[begin INFORMATION GIVEN]

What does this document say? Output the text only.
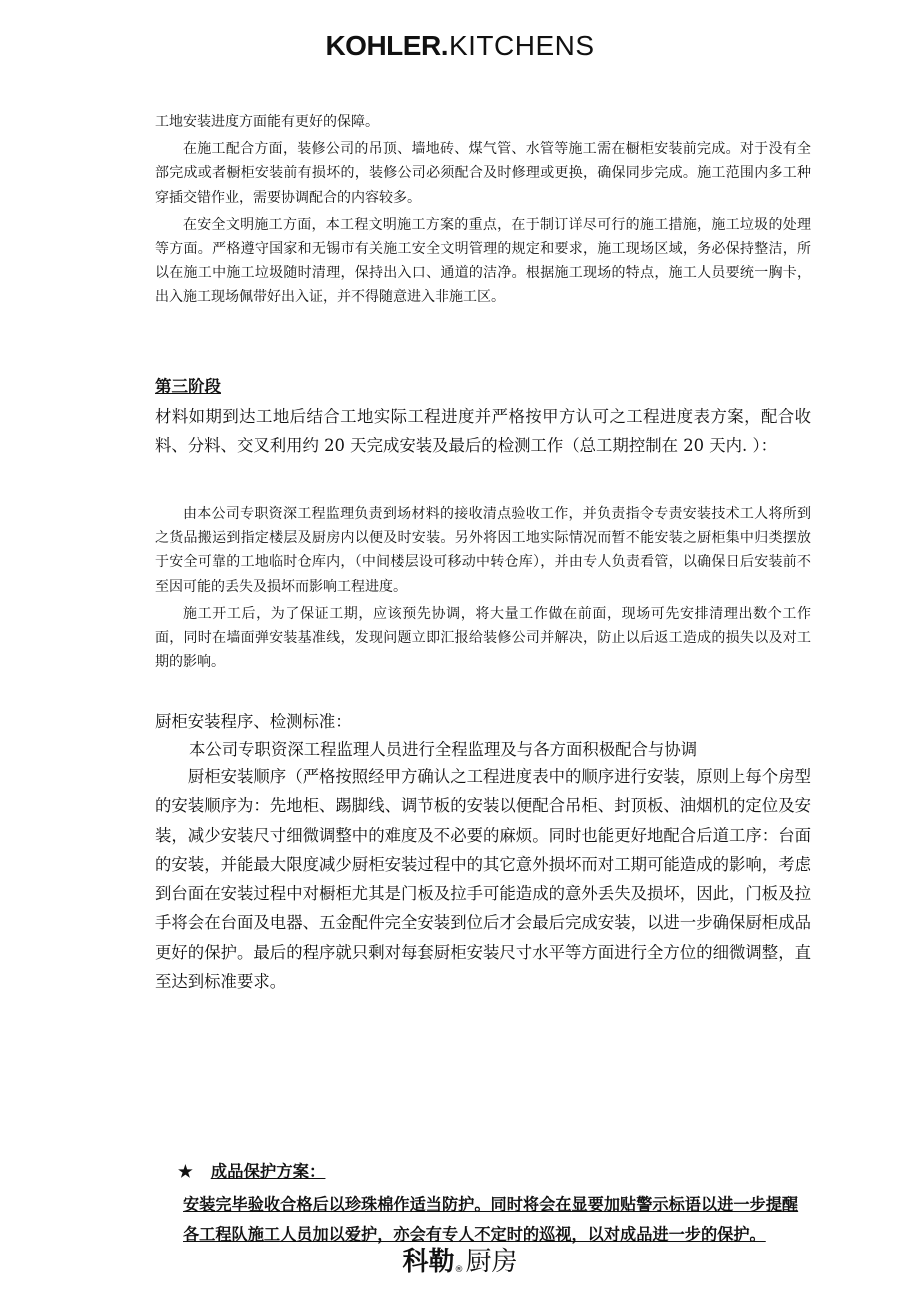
KOHLER.KITCHENS

工地安装进度方面能有更好的保障。

在施工配合方面，装修公司的吊顶、墙地砖、煤气管、水管等施工需在橱柜安装前完成。对于没有全部完成或者橱柜安装前有损坏的，装修公司必须配合及时修理或更换，确保同步完成。施工范围内多工种穿插交错作业，需要协调配合的内容较多。

在安全文明施工方面，本工程文明施工方案的重点，在于制订详尽可行的施工措施，施工垃圾的处理等方面。严格遵守国家和无锡市有关施工安全文明管理的规定和要求，施工现场区域，务必保持整洁，所以在施工中施工垃圾随时清理，保持出入口、通道的洁净。根据施工现场的特点，施工人员要统一胸卡，出入施工现场佩带好出入证，并不得随意进入非施工区。

第三阶段

材料如期到达工地后结合工地实际工程进度并严格按甲方认可之工程进度表方案，配合收料、分料、交叉利用约 20 天完成安装及最后的检测工作（总工期控制在 20 天内. ）：

由本公司专职资深工程监理负责到场材料的接收清点验收工作，并负责指令专责安装技术工人将所到之货品搬运到指定楼层及厨房内以便及时安装。另外将因工地实际情况而暂不能安装之厨柜集中归类摆放于安全可靠的工地临时仓库内，（中间楼层设可移动中转仓库），并由专人负责看管，以确保日后安装前不至因可能的丢失及损坏而影响工程进度。

施工开工后，为了保证工期，应该预先协调，将大量工作做在前面，现场可先安排清理出数个工作面，同时在墙面弹安装基准线，发现问题立即汇报给装修公司并解决，防止以后返工造成的损失以及对工期的影响。

厨柜安装程序、检测标准：
本公司专职资深工程监理人员进行全程监理及与各方面积极配合与协调

厨柜安装顺序（严格按照经甲方确认之工程进度表中的顺序进行安装，原则上每个房型的安装顺序为：先地柜、踢脚线、调节板的安装以便配合吊柜、封顶板、油烟机的定位及安装，减少安装尺寸细微调整中的难度及不必要的麻烦。同时也能更好地配合后道工序：台面的安装，并能最大限度减少厨柜安装过程中的其它意外损坏而对工期可能造成的影响，考虑到台面在安装过程中对橱柜尤其是门板及拉手可能造成的意外丢失及损坏，因此，门板及拉手将会在台面及电器、五金配件完全安装到位后才会最后完成安装，以进一步确保厨柜成品更好的保护。最后的程序就只剩对每套厨柜安装尺寸水平等方面进行全方位的细微调整，直至达到标准要求。

★ 成品保护方案：
安装完毕验收合格后以珍珠棉作适当防护。同时将会在显要加贴警示标语以进一步提醒各工程队施工人员加以爱护，亦会有专人不定时的巡视，以对成品进一步的保护。
科勒®厨房
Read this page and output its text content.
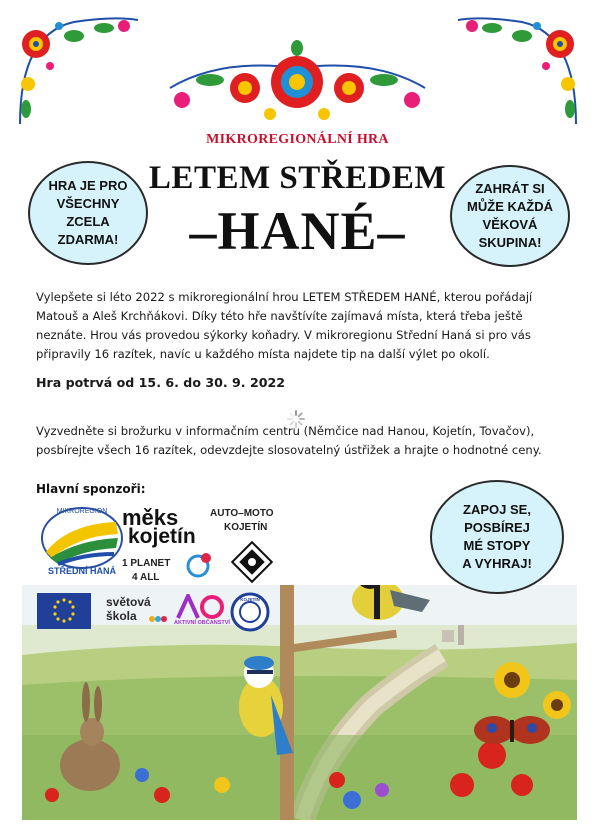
MIKROREGIONÁLNÍ HRA
LETEM STŘEDEM
–HANÉ–
HRA JE PRO
VŠECHNY
ZCELA
ZDARMA!
ZAHRÁT SI
MŮŽE KAŽDÁ
VĚKOVÁ
SKUPINA!
Vylepšete si léto 2022 s mikroregionální hrou LETEM STŘEDEM HANÉ, kterou pořádají Matouš a Aleš Krchňákovi. Díky této hře navštívíte zajímavá místa, která třeba ještě neznáte. Hrou vás provedou sýkorky koňadry. V mikroregionu Střední Haná si pro vás připravily 16 razítek, navíc u každého místa najdete tip na další výlet po okolí.
Hra potrvá od 15. 6. do 30. 9. 2022
Vyzvedněte si brožurku v informačním centru (Němčice nad Hanou, Kojetín, Tovačov), posbírejte všech 16 razítek, odevzdejte slosovatelný ústřižek a hrajte o hodnotné ceny.
Hlavní sponzoři:
ZAPOJ SE,
POSBÍREJ
MÉ STOPY
A VYHRAJ!
MIKROREGION
STŘEDNÍ HANÁ
měks
kojetín
AUTO–MOTO
KOJETÍN
1 PLANET
4 ALL
světová
škola	AKTIVNÍ OBČANSTVÍ
KOJETÍN
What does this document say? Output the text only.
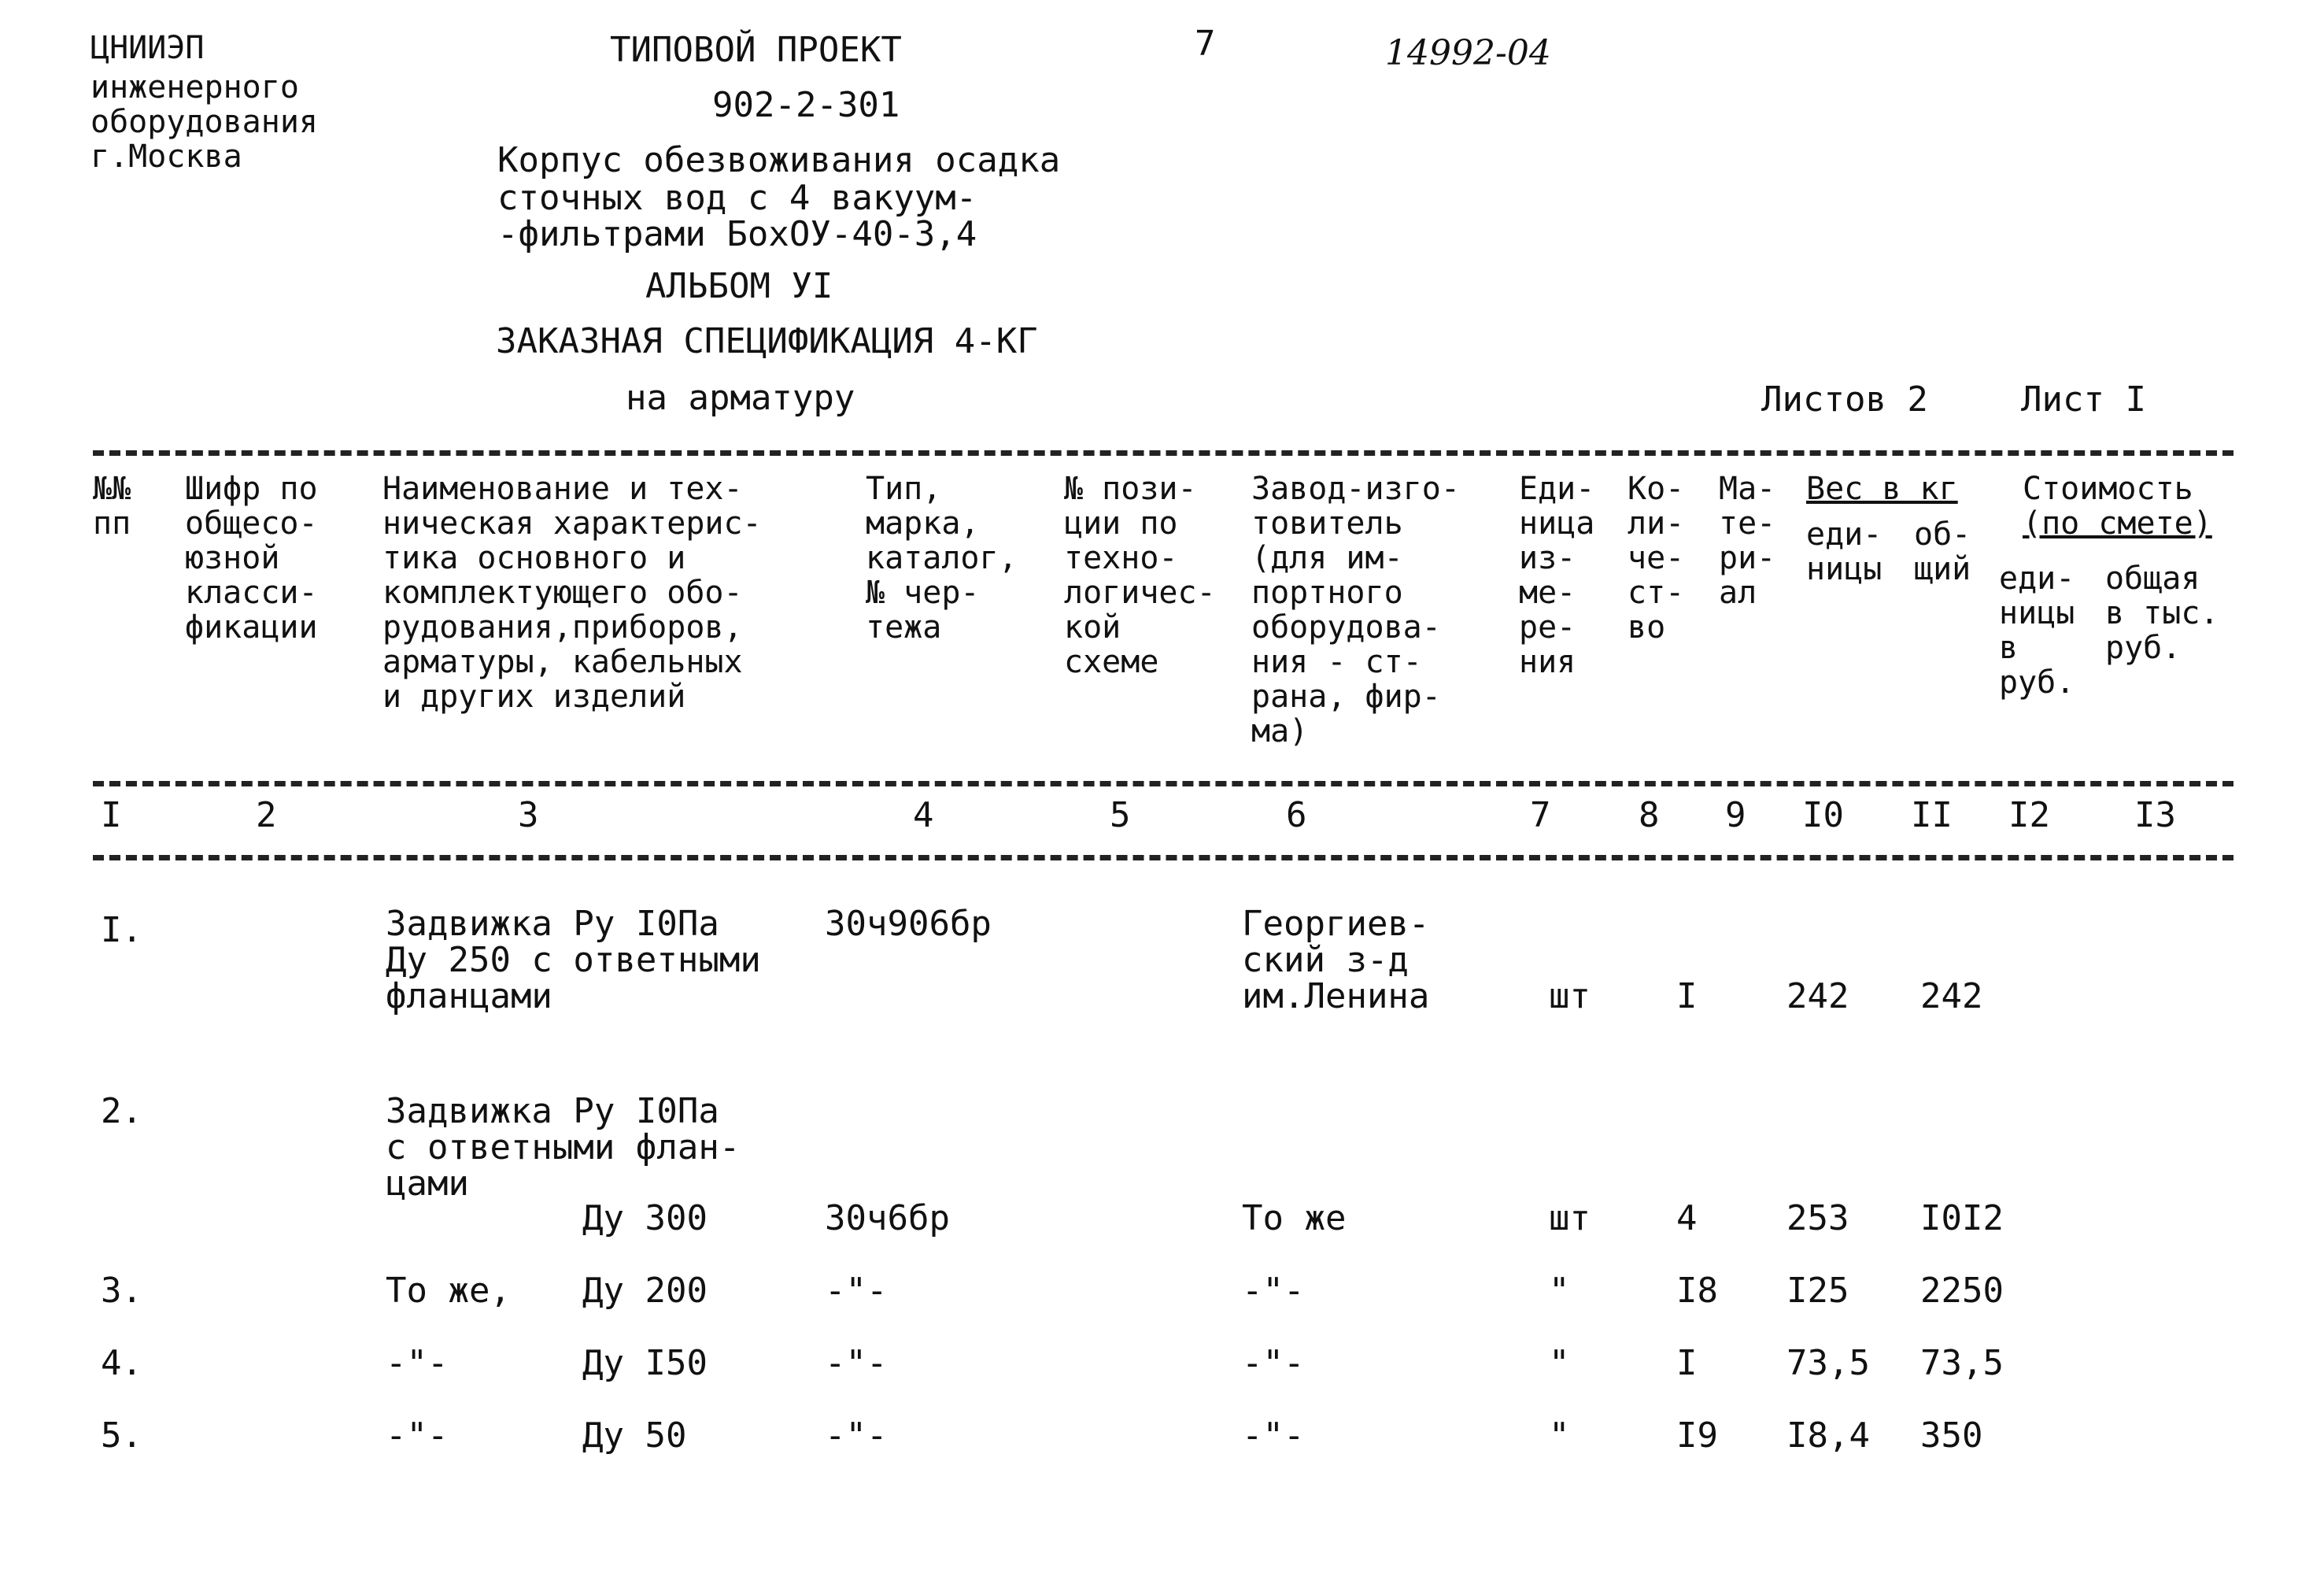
ЦНИИЭП
инженерного
оборудования
г.Москва
ТИПОВОЙ ПРОЕКТ	7	14992-04
902-2-301
Корпус обезвоживания осадка
сточных вод с 4 вакуум-
-фильтрами БохОУ-40-3,4
АЛЬБОМ УI
ЗАКАЗНАЯ СПЕЦИФИКАЦИЯ 4-КГ
на арматуру	Листов 2	Лист I
№№
пп
Шифр по
общесо-
юзной
класси-
фикации
Наименование и тех-
ническая характерис-
тика основного и
комплектующего обо-
рудования,приборов,
арматуры, кабельных
и других изделий
Тип,
марка,
каталог,
№ чер-
тежа
№ пози-
ции по
техно-
логичес-
кой
схеме
Завод-изго-
товитель
(для им-
портного
оборудова-
ния - ст-
рана, фир-
ма)
Еди-
ница
из-
ме-
ре-
ния
Ко-
ли-
че-
ст-
во
Ма-
те-
ри-
ал
Вес в кг
еди-
ницы
об-
щий
Стоимость
(по смете)
еди-
ницы
в
руб.
общая
в тыс.
руб.
I	2	3	4	5	6	7	8 9 I0 II I2 I3
I.	Задвижка Ру I0Па
Ду 250 с ответными
фланцами
30ч906бр	Георгиев-
ский з-д
им.Ленина	шт I	242 242
2.	Задвижка Ру I0Па
с ответными флан-
цами
Ду 300	30ч6бр	То же	шт 4	253 I0I2
3.	То же, Ду 200	-"-	-"-	"	I8 I25 2250
4.	-"-	Ду I50	-"-	-"-	"	I	73,5 73,5
5.	-"-	Ду 50	-"-	-"-	"	I9 I8,4 350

[end INFORMATION GIVEN]

▸ WHAT IS EXPECTED
Quote the preceding records in their entirety, excluding every picture.

▸ THE COMPLETED TASK
What does this document say? Output the text only.
KOHLER.KITCHENS

工地安装进度方面能有更好的保障。

在施工配合方面，装修公司的吊顶、墙地砖、煤气管、水管等施工需在橱柜安装前完成。对于没有全部完成或者橱柜安装前有损坏的，装修公司必须配合及时修理或更换，确保同步完成。施工范围内多工种穿插交错作业，需要协调配合的内容较多。

在安全文明施工方面，本工程文明施工方案的重点，在于制订详尽可行的施工措施，施工垃圾的处理等方面。严格遵守国家和无锡市有关施工安全文明管理的规定和要求，施工现场区域，务必保持整洁，所以在施工中施工垃圾随时清理，保持出入口、通道的洁净。根据施工现场的特点，施工人员要统一胸卡，出入施工现场佩带好出入证，并不得随意进入非施工区。

第三阶段

材料如期到达工地后结合工地实际工程进度并严格按甲方认可之工程进度表方案，配合收料、分料、交叉利用约 20 天完成安装及最后的检测工作（总工期控制在 20 天内. ）：

由本公司专职资深工程监理负责到场材料的接收清点验收工作，并负责指令专责安装技术工人将所到之货品搬运到指定楼层及厨房内以便及时安装。另外将因工地实际情况而暂不能安装之厨柜集中归类摆放于安全可靠的工地临时仓库内，（中间楼层设可移动中转仓库），并由专人负责看管，以确保日后安装前不至因可能的丢失及损坏而影响工程进度。

施工开工后，为了保证工期，应该预先协调，将大量工作做在前面，现场可先安排清理出数个工作面，同时在墙面弹安装基准线，发现问题立即汇报给装修公司并解决，防止以后返工造成的损失以及对工期的影响。

厨柜安装程序、检测标准：
本公司专职资深工程监理人员进行全程监理及与各方面积极配合与协调

厨柜安装顺序（严格按照经甲方确认之工程进度表中的顺序进行安装，原则上每个房型的安装顺序为：先地柜、踢脚线、调节板的安装以便配合吊柜、封顶板、油烟机的定位及安装，减少安装尺寸细微调整中的难度及不必要的麻烦。同时也能更好地配合后道工序：台面的安装，并能最大限度减少厨柜安装过程中的其它意外损坏而对工期可能造成的影响，考虑到台面在安装过程中对橱柜尤其是门板及拉手可能造成的意外丢失及损坏，因此，门板及拉手将会在台面及电器、五金配件完全安装到位后才会最后完成安装，以进一步确保厨柜成品更好的保护。最后的程序就只剩对每套厨柜安装尺寸水平等方面进行全方位的细微调整，直至达到标准要求。

★ 成品保护方案：
安装完毕验收合格后以珍珠棉作适当防护。同时将会在显要加贴警示标语以进一步提醒各工程队施工人员加以爱护，亦会有专人不定时的巡视，以对成品进一步的保护。
科勒®厨房
Read this page and output its text content.
MIKROREGIONÁLNÍ HRA
LETEM STŘEDEM
–HANÉ–
HRA JE PRO
VŠECHNY
ZCELA
ZDARMA!
ZAHRÁT SI
MŮŽE KAŽDÁ
VĚKOVÁ
SKUPINA!
Vylepšete si léto 2022 s mikroregionální hrou LETEM STŘEDEM HANÉ, kterou pořádají Matouš a Aleš Krchňákovi. Díky této hře navštívíte zajímavá místa, která třeba ještě neznáte. Hrou vás provedou sýkorky koňadry. V mikroregionu Střední Haná si pro vás připravily 16 razítek, navíc u každého místa najdete tip na další výlet po okolí.
Hra potrvá od 15. 6. do 30. 9. 2022
Vyzvedněte si brožurku v informačním centru (Němčice nad Hanou, Kojetín, Tovačov), posbírejte všech 16 razítek, odevzdejte slosovatelný ústřižek a hrajte o hodnotné ceny.
Hlavní sponzoři:
ZAPOJ SE,
POSBÍREJ
MÉ STOPY
A VYHRAJ!
MIKROREGION
STŘEDNÍ HANÁ
měks
kojetín
AUTO–MOTO
KOJETÍN
1 PLANET
4 ALL
světová
škola	AKTIVNÍ OBČANSTVÍ
KOJETÍN
What does this document say? Output the text only.
ЦНИИЭП
инженерного
оборудования
г.Москва
ТИПОВОЙ ПРОЕКТ	7	14992-04
902-2-301
Корпус обезвоживания осадка
сточных вод с 4 вакуум-
-фильтрами БохОУ-40-3,4
АЛЬБОМ УI
ЗАКАЗНАЯ СПЕЦИФИКАЦИЯ 4-КГ
на арматуру	Листов 2	Лист I
№№
пп
Шифр по
общесо-
юзной
класси-
фикации
Наименование и тех-
ническая характерис-
тика основного и
комплектующего обо-
рудования,приборов,
арматуры, кабельных
и других изделий
Тип,
марка,
каталог,
№ чер-
тежа
№ пози-
ции по
техно-
логичес-
кой
схеме
Завод-изго-
товитель
(для им-
портного
оборудова-
ния - ст-
рана, фир-
ма)
Еди-
ница
из-
ме-
ре-
ния
Ко-
ли-
че-
ст-
во
Ма-
те-
ри-
ал
Вес в кг
еди-
ницы
об-
щий
Стоимость
(по смете)
еди-
ницы
в
руб.
общая
в тыс.
руб.
I	2	3	4	5	6	7	8 9 I0 II I2 I3
I.	Задвижка Ру I0Па
Ду 250 с ответными
фланцами
30ч906бр	Георгиев-
ский з-д
им.Ленина	шт I	242 242
2.	Задвижка Ру I0Па
с ответными флан-
цами
Ду 300	30ч6бр	То же	шт 4	253 I0I2
3.	То же, Ду 200	-"-	-"-	"	I8 I25 2250
4.	-"-	Ду I50	-"-	-"-	"	I	73,5 73,5
5.	-"-	Ду 50	-"-	-"-	"	I9 I8,4 350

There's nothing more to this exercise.